— Start of Data provided —
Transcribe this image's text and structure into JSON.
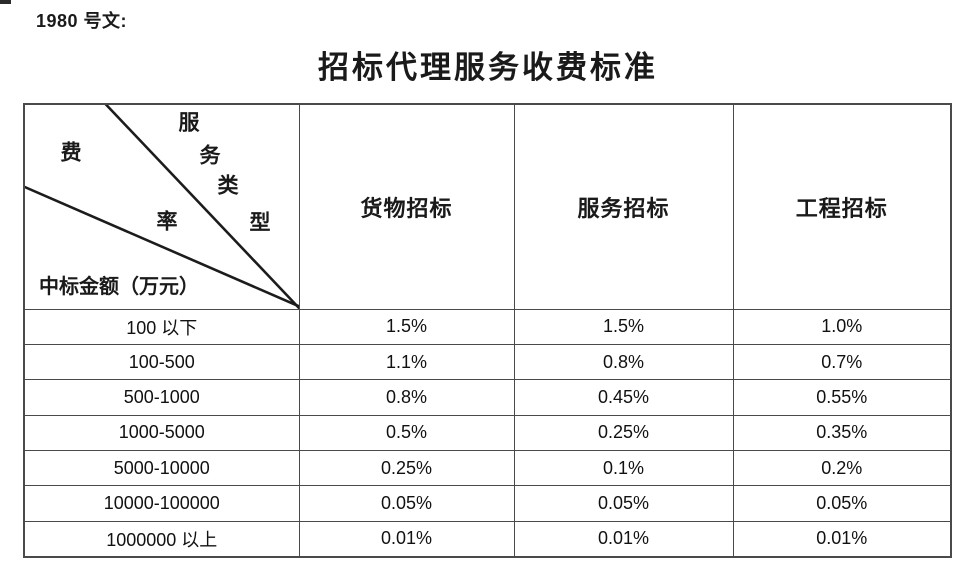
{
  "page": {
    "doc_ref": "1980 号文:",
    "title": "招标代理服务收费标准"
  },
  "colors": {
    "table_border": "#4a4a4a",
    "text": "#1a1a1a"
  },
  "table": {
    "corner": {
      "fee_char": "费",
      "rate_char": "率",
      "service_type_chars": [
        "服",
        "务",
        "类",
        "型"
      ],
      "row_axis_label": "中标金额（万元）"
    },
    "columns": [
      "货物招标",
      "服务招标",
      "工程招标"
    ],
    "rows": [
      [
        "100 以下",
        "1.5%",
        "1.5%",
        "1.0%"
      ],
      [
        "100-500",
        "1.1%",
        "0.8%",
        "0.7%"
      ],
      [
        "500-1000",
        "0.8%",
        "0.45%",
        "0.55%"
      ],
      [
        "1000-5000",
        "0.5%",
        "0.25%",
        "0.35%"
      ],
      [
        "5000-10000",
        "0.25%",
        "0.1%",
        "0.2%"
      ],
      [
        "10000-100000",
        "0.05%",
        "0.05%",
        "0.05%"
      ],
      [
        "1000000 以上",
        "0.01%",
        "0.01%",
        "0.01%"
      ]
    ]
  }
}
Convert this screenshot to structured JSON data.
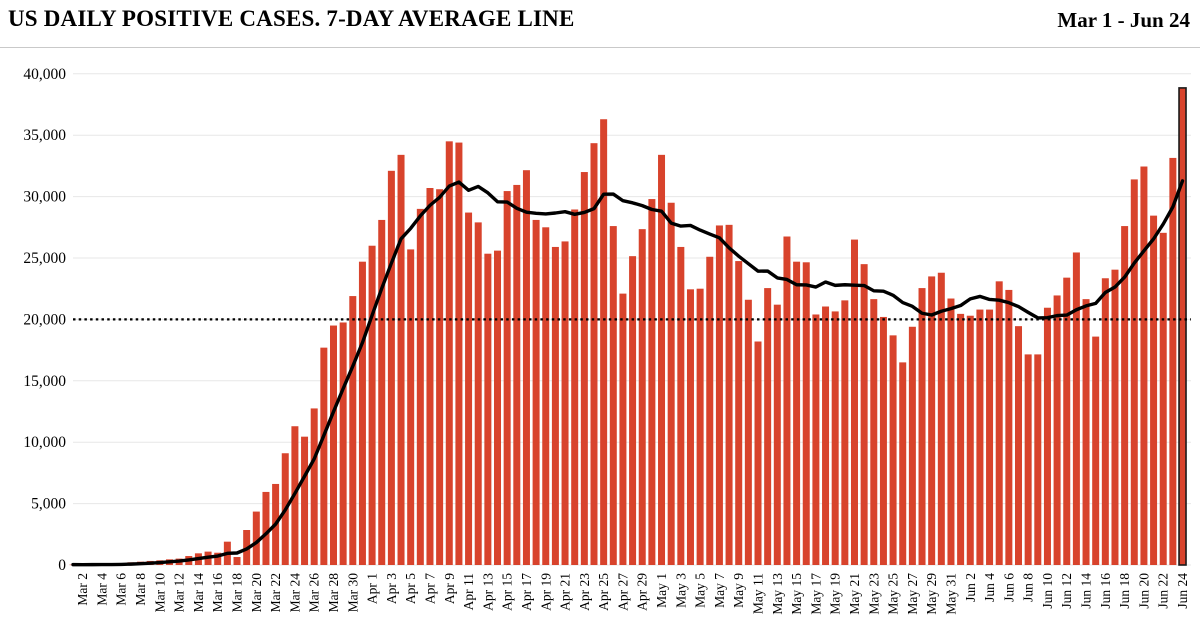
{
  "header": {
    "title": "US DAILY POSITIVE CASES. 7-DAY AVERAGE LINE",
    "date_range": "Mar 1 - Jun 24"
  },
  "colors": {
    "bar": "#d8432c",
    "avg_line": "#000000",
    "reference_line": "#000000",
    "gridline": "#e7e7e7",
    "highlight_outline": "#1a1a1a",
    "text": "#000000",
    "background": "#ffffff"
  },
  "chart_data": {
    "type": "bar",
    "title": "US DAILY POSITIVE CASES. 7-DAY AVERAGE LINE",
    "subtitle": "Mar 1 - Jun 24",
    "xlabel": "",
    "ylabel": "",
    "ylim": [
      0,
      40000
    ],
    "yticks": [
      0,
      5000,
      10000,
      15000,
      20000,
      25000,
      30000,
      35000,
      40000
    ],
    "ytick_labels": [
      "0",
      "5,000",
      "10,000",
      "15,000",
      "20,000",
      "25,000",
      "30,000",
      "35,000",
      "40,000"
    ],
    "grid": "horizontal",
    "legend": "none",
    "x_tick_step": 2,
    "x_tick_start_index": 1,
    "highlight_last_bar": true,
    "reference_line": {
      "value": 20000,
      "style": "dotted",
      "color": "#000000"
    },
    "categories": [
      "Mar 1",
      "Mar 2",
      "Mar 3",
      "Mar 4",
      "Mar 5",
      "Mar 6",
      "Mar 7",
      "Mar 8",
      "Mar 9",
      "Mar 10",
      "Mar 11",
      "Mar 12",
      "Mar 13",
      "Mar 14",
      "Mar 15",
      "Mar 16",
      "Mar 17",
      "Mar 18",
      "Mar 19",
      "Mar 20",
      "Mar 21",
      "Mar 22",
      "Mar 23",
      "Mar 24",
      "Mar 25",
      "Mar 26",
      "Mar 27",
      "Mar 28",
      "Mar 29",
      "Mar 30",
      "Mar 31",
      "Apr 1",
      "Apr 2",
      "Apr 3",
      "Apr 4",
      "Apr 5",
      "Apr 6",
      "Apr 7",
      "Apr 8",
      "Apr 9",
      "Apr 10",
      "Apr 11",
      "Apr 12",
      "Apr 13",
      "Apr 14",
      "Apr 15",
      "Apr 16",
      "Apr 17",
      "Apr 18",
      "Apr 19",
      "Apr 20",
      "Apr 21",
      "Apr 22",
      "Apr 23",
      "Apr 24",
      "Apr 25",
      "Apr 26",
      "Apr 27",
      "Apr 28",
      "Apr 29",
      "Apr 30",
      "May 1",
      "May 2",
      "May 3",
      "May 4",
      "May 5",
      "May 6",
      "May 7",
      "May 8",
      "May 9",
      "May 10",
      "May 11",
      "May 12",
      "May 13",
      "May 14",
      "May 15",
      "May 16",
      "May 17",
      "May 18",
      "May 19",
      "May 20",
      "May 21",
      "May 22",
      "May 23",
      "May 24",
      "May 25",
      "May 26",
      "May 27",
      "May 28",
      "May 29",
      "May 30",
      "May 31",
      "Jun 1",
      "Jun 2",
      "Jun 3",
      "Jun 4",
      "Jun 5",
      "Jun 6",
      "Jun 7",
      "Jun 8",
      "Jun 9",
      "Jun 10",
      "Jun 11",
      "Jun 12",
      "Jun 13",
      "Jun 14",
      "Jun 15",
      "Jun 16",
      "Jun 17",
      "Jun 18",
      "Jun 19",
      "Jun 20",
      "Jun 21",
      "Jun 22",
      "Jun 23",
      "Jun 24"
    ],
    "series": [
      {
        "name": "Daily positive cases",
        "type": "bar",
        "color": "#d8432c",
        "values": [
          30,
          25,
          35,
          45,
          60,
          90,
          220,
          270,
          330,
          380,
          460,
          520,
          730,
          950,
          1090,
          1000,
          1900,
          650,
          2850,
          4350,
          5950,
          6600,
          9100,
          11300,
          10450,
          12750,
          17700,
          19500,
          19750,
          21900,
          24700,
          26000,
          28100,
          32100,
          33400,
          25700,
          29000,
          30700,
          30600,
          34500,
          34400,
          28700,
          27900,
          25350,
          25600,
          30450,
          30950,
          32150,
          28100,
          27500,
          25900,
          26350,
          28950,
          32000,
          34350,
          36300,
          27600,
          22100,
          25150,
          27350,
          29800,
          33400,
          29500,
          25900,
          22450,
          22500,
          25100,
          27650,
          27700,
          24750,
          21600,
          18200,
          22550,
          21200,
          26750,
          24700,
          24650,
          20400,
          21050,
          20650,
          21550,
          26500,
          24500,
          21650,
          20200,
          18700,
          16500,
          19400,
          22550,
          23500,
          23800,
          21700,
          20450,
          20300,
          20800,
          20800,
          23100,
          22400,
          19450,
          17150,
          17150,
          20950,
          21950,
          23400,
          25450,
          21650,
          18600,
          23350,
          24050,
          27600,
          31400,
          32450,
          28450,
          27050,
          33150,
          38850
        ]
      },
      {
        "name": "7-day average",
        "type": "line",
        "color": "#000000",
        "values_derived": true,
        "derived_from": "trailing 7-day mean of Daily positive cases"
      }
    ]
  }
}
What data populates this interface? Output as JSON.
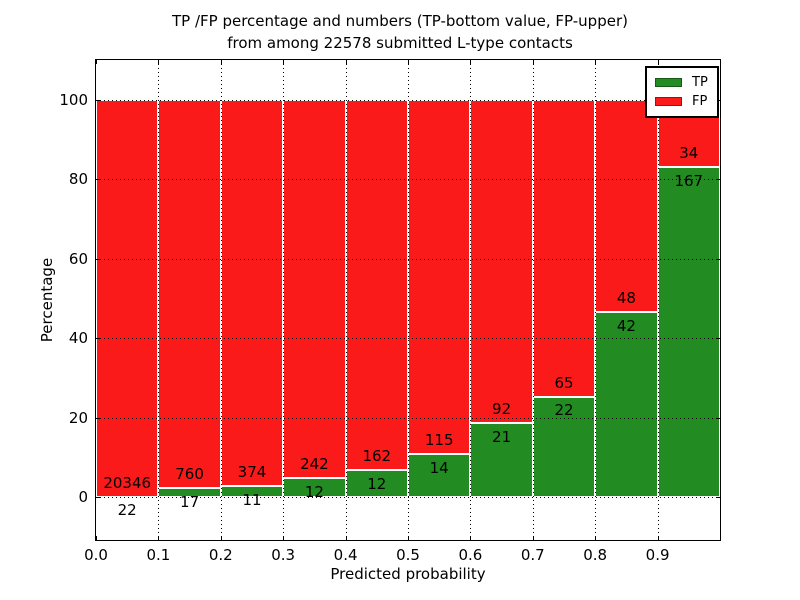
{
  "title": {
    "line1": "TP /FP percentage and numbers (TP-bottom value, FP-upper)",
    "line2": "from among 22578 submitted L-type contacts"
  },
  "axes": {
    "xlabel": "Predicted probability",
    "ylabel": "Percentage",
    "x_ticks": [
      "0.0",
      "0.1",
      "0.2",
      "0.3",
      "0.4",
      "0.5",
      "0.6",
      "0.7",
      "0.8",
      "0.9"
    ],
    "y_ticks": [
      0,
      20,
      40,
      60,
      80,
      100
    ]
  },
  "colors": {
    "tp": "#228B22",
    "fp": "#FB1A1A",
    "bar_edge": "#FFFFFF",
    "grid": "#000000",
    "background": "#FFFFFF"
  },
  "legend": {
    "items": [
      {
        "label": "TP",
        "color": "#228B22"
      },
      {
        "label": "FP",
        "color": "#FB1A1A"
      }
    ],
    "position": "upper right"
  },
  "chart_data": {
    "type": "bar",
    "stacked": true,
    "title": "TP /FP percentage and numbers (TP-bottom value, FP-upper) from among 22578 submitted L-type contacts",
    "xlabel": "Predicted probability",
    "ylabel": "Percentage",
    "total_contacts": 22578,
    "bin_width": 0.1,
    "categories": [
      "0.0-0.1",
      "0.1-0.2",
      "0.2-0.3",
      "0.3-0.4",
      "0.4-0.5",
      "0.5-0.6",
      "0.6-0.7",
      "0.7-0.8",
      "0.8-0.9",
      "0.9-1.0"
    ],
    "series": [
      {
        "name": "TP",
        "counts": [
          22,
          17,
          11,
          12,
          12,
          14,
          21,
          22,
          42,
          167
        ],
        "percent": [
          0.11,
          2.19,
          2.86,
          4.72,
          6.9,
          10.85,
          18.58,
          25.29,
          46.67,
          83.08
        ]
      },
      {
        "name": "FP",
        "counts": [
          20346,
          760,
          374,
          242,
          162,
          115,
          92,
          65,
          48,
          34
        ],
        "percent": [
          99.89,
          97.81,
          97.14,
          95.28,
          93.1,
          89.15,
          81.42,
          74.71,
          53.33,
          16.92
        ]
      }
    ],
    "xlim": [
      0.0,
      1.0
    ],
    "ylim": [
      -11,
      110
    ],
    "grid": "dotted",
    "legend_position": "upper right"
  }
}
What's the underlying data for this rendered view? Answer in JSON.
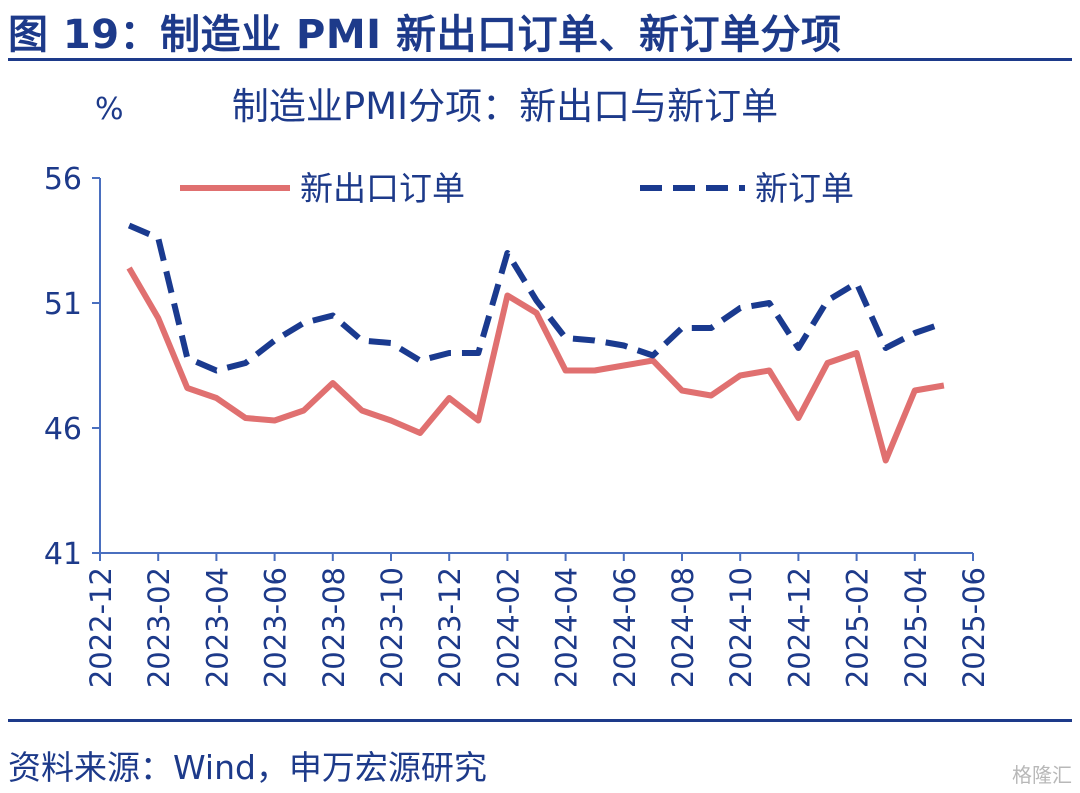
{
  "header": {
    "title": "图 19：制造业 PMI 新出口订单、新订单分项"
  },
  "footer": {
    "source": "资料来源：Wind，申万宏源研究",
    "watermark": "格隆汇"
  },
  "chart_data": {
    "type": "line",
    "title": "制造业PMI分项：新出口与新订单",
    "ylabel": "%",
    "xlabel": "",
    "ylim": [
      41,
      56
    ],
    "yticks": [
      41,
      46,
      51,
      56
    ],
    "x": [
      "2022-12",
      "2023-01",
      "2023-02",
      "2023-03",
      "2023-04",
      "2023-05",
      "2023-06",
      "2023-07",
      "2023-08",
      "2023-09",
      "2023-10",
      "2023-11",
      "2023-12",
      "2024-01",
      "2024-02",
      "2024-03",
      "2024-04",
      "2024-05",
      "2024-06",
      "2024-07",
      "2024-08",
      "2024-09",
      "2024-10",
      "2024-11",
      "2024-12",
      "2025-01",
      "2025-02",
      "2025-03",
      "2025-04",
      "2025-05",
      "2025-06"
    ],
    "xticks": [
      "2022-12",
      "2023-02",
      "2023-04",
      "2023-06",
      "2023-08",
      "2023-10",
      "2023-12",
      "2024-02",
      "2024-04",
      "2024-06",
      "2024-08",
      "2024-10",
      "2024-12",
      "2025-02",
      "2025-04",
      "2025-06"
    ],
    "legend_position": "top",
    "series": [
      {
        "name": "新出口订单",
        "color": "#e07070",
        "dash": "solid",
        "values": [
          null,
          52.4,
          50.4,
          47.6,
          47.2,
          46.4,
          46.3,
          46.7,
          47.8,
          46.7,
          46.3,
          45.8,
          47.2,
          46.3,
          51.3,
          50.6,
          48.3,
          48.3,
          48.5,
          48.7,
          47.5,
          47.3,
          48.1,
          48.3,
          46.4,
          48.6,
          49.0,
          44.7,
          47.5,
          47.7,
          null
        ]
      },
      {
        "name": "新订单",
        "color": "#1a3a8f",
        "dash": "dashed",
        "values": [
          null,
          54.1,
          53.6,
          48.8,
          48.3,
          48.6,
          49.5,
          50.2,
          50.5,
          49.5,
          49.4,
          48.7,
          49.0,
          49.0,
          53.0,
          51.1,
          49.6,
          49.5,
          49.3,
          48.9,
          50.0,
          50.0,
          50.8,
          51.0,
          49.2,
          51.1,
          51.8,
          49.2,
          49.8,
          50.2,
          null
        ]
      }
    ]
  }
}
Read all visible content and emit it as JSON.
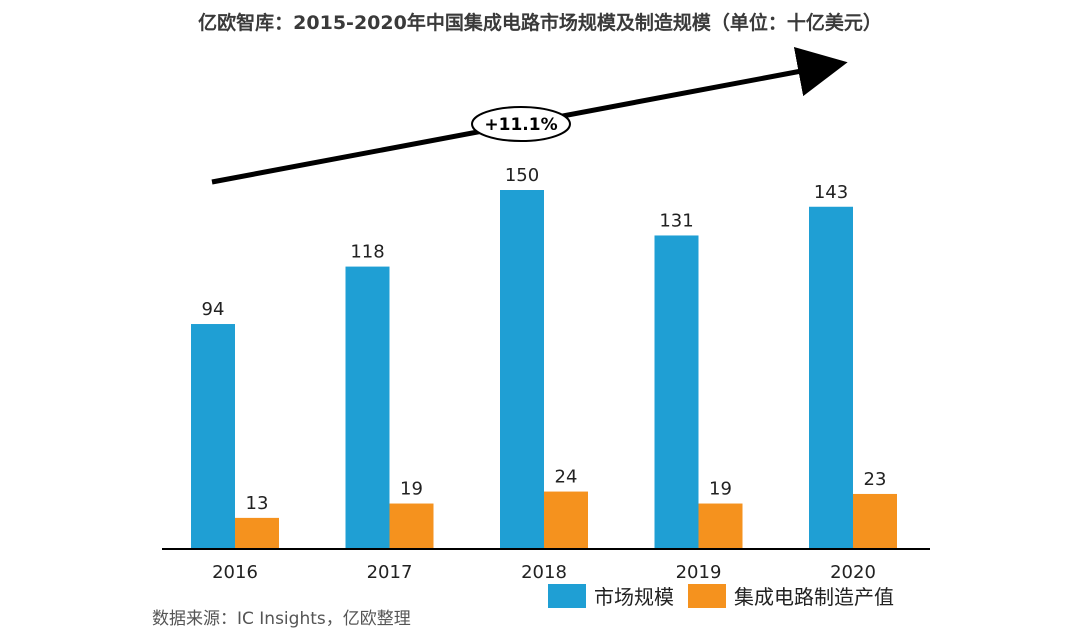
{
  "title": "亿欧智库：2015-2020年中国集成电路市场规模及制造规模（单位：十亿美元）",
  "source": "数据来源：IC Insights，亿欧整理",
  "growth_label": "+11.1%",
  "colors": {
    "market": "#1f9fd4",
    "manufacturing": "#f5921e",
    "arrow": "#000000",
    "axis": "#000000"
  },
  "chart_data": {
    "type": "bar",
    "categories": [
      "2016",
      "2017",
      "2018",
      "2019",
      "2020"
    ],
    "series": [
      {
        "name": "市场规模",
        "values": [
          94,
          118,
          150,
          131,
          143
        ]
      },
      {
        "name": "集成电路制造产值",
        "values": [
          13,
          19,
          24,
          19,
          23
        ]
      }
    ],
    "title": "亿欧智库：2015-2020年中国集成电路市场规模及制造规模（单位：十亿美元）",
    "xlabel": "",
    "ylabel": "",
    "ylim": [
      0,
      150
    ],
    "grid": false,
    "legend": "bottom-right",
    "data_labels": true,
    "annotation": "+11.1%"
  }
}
— End of Data provided —
From the listing above, copy every line that includes the word "新出口订单".

    "title": "图 19：制造业 PMI 新出口订单、新订单分项"
        "name": "新出口订单",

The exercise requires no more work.